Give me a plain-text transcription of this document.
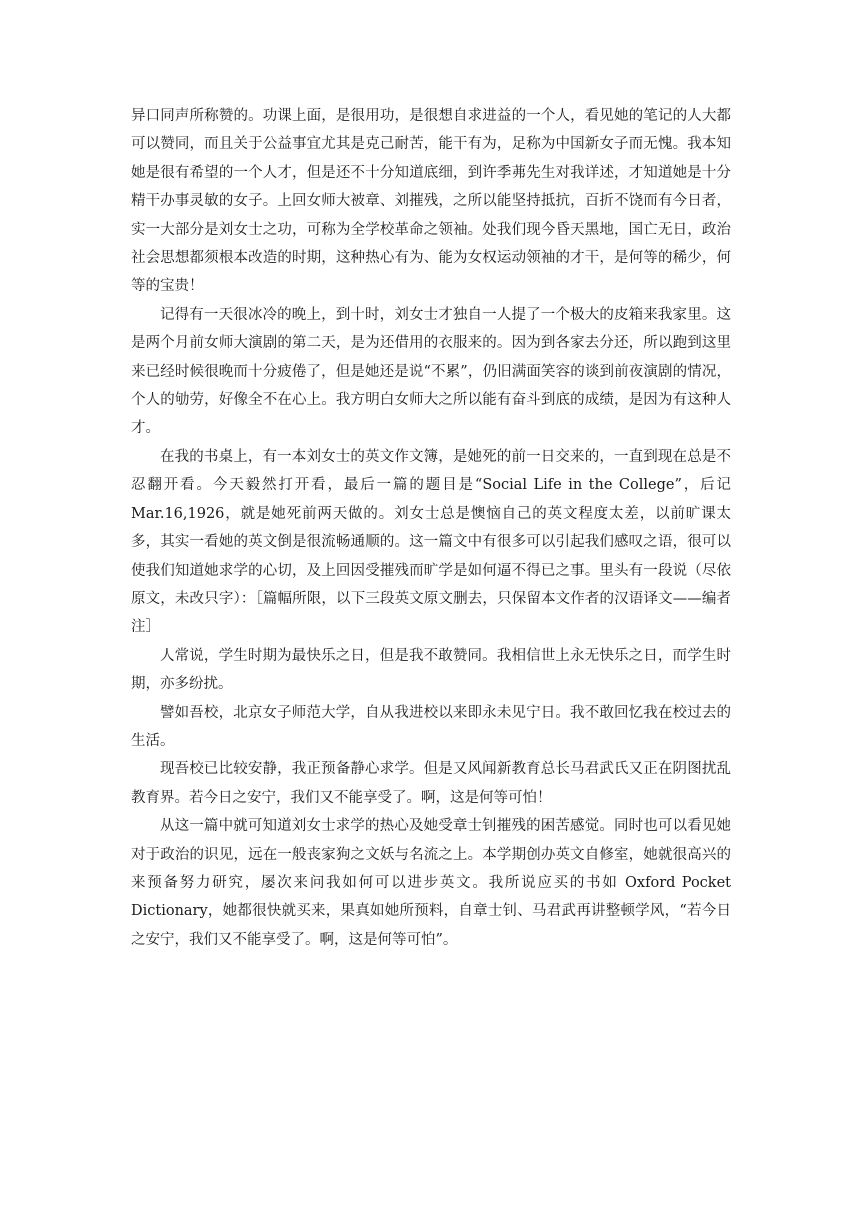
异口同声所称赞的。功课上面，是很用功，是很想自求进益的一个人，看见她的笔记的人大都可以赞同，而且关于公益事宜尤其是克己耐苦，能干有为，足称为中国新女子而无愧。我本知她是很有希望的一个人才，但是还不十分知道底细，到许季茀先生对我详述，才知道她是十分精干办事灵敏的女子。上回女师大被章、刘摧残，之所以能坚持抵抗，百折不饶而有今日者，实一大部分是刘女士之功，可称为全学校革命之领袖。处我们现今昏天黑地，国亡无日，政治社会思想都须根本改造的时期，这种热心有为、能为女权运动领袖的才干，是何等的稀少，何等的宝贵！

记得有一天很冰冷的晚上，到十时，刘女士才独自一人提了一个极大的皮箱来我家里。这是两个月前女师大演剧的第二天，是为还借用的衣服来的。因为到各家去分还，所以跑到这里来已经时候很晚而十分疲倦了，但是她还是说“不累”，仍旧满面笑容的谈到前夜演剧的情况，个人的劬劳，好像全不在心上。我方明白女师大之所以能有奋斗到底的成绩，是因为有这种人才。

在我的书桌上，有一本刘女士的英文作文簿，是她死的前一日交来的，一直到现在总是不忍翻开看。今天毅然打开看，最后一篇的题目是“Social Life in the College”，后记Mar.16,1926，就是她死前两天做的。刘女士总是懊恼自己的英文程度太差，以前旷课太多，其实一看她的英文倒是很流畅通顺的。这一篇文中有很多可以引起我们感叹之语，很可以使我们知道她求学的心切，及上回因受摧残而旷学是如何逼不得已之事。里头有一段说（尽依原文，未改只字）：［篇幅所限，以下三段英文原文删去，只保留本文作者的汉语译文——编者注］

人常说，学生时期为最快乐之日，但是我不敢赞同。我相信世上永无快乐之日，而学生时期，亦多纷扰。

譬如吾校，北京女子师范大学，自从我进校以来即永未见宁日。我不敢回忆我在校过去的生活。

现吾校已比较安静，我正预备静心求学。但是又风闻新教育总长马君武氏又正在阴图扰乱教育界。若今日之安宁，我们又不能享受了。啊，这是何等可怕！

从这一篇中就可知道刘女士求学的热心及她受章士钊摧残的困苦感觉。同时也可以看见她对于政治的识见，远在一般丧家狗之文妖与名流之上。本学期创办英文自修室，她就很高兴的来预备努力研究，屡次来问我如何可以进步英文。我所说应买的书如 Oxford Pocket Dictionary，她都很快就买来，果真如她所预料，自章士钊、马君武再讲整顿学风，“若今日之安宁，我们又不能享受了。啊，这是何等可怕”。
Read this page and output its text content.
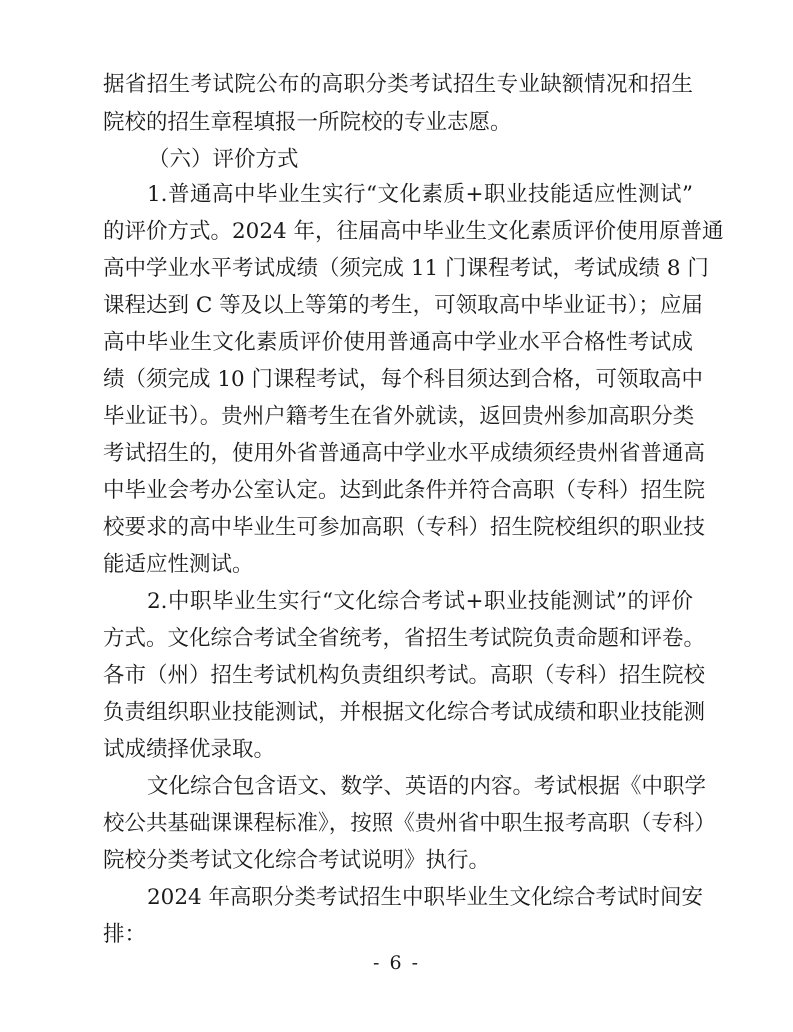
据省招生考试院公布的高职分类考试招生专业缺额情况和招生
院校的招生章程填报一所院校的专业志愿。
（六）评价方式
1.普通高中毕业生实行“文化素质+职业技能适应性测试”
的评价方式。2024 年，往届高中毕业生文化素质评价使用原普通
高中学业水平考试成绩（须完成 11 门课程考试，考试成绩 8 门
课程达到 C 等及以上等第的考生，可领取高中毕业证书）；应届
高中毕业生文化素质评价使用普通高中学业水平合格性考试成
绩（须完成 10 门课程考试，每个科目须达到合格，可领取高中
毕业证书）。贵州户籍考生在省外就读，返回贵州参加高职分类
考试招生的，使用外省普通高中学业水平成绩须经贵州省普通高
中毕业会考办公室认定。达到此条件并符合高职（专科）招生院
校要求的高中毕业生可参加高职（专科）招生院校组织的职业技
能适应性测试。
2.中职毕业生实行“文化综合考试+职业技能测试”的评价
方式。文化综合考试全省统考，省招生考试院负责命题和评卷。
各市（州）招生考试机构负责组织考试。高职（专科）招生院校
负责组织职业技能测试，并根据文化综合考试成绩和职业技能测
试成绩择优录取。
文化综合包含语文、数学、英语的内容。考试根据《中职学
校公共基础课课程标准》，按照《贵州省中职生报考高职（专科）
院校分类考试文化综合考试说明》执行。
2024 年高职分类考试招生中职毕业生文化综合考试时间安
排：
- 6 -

────────────────────

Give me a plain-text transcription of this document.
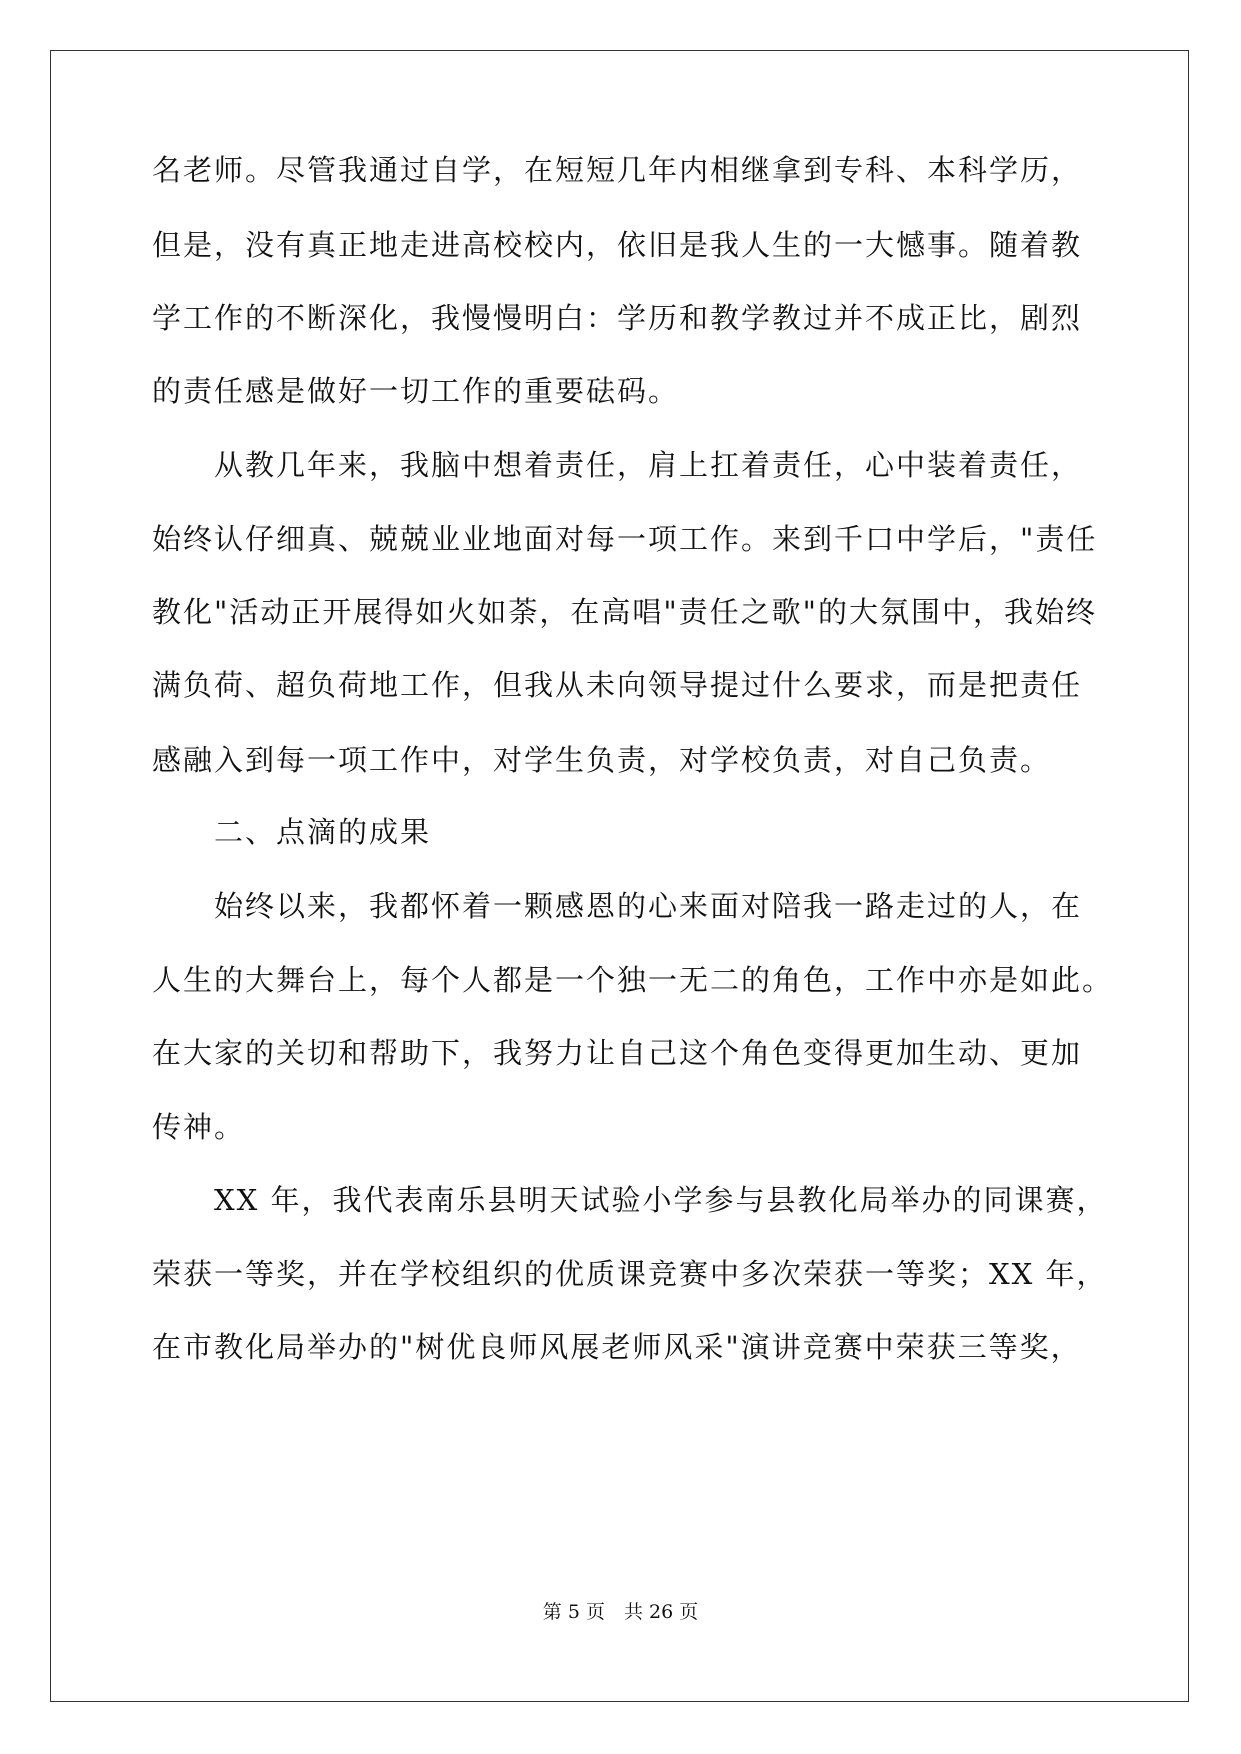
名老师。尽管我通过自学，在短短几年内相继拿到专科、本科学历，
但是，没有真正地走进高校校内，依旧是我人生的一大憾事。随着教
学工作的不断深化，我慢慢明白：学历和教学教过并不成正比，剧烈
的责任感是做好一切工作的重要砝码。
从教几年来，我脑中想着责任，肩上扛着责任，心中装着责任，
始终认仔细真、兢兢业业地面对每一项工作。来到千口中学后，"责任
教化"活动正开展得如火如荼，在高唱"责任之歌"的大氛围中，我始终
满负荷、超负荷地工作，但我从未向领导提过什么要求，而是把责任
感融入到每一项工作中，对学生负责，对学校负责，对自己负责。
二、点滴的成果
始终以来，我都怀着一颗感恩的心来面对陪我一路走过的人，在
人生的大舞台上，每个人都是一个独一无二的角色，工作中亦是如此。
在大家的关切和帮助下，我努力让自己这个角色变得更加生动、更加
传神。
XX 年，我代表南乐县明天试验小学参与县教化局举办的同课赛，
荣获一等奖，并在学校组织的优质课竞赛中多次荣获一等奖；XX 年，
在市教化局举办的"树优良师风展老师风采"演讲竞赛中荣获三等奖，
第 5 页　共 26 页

────────────────────

Among the lines of the records above, count those holding the string "这是何等可怕", and report only the number.

2